Task requirements — Wherever the string "document" appears in a line, extract that line.

[Dataset entries]

++++++

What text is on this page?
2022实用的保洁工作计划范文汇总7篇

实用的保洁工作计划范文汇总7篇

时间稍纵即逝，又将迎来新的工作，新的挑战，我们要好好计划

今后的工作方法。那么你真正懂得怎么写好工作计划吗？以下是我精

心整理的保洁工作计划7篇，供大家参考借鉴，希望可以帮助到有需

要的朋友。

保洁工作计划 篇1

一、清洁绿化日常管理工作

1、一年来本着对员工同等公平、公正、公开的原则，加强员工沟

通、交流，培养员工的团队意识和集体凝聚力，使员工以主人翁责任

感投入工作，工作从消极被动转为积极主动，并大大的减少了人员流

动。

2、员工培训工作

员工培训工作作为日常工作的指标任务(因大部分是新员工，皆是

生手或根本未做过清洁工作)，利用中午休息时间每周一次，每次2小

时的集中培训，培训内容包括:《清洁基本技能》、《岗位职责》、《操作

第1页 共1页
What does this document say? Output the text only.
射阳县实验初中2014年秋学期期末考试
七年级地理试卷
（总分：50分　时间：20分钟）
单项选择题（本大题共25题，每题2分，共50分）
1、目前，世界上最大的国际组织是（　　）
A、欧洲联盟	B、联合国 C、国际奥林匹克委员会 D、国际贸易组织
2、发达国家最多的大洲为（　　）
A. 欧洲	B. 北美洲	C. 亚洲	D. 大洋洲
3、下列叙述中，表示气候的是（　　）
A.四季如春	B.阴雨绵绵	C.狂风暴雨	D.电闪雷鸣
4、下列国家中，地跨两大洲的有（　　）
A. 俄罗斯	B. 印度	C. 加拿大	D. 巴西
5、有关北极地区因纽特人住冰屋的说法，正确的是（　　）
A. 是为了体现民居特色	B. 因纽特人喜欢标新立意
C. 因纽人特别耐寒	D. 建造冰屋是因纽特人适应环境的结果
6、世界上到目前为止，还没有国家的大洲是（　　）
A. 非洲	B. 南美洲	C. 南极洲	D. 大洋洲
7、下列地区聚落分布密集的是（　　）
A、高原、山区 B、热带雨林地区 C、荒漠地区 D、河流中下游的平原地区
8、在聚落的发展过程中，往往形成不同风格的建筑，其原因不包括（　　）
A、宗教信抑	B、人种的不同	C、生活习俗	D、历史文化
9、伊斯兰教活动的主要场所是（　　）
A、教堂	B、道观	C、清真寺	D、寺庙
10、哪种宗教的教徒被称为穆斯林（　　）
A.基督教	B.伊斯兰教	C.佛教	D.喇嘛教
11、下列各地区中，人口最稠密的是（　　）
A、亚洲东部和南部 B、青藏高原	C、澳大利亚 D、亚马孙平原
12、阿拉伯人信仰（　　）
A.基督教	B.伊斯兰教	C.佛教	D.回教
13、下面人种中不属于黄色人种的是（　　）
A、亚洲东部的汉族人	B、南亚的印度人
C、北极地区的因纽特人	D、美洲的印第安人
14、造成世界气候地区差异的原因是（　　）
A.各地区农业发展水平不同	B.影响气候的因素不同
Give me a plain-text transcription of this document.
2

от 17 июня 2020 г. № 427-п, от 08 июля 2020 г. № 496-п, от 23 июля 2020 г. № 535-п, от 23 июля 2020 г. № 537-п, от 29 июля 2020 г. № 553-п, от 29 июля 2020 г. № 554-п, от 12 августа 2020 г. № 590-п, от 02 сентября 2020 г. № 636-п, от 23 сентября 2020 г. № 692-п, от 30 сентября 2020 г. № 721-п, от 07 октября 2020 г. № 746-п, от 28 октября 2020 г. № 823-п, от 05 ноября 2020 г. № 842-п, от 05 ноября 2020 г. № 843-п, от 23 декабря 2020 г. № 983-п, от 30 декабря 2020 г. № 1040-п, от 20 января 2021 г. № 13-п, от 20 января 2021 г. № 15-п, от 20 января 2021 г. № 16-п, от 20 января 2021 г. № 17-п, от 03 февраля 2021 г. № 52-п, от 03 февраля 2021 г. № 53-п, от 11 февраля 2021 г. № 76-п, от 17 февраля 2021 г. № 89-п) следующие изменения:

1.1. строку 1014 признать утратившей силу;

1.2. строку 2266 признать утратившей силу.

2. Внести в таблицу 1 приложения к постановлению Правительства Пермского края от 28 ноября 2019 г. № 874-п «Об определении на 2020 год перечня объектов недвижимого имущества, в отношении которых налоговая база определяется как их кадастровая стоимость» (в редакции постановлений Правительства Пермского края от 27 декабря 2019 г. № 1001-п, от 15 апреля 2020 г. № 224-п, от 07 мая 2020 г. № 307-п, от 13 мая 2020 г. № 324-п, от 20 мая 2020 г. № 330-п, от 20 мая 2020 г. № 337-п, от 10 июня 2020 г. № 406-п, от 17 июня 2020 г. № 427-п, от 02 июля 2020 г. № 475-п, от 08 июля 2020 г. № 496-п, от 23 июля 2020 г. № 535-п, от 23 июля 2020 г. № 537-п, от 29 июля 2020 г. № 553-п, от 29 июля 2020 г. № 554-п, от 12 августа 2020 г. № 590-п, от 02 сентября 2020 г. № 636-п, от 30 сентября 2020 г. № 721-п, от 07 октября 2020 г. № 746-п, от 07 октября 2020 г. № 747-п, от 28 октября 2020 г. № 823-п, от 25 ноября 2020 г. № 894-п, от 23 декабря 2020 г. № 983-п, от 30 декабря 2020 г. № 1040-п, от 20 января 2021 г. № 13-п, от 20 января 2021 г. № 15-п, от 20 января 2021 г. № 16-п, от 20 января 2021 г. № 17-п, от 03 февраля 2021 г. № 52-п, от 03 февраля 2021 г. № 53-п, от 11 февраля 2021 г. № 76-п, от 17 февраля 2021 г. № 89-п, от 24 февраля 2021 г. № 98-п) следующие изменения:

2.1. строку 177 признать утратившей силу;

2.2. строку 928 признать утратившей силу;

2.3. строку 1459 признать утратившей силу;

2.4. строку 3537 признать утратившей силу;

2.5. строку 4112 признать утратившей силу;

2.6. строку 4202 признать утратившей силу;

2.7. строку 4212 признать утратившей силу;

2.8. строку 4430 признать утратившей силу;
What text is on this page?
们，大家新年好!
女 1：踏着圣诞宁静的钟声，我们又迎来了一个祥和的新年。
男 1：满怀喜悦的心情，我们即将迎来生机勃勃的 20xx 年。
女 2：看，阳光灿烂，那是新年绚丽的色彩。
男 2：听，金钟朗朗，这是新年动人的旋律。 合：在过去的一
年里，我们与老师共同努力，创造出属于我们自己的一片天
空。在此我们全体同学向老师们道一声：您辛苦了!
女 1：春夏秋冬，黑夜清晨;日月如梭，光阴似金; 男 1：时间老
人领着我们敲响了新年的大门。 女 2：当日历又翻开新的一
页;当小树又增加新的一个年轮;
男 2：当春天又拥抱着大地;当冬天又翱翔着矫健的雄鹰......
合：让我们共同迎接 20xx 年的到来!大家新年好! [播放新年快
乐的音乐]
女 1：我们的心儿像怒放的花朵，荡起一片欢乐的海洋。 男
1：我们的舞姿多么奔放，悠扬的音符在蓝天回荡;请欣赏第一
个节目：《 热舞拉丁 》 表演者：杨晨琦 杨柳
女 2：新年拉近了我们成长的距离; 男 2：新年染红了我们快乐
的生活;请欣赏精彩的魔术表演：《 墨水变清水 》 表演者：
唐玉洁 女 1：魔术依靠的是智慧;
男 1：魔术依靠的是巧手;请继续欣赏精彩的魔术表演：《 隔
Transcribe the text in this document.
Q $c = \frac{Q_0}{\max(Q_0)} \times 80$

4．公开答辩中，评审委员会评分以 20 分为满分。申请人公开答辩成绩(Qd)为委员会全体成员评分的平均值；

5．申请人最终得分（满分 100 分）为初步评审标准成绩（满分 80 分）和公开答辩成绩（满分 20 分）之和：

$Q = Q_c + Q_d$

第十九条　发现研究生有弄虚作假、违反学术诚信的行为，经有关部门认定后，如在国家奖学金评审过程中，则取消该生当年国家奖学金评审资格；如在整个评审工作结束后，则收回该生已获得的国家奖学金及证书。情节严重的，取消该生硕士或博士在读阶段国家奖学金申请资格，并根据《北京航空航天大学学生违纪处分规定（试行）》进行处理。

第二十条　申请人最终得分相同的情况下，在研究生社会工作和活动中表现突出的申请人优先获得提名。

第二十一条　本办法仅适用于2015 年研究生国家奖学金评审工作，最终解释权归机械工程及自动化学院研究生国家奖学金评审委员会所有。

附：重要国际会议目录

++++++

The completed task —
What does this document say? Output the text only.
Give me a plain-text transcription of this document.
Transcribe the text in this document.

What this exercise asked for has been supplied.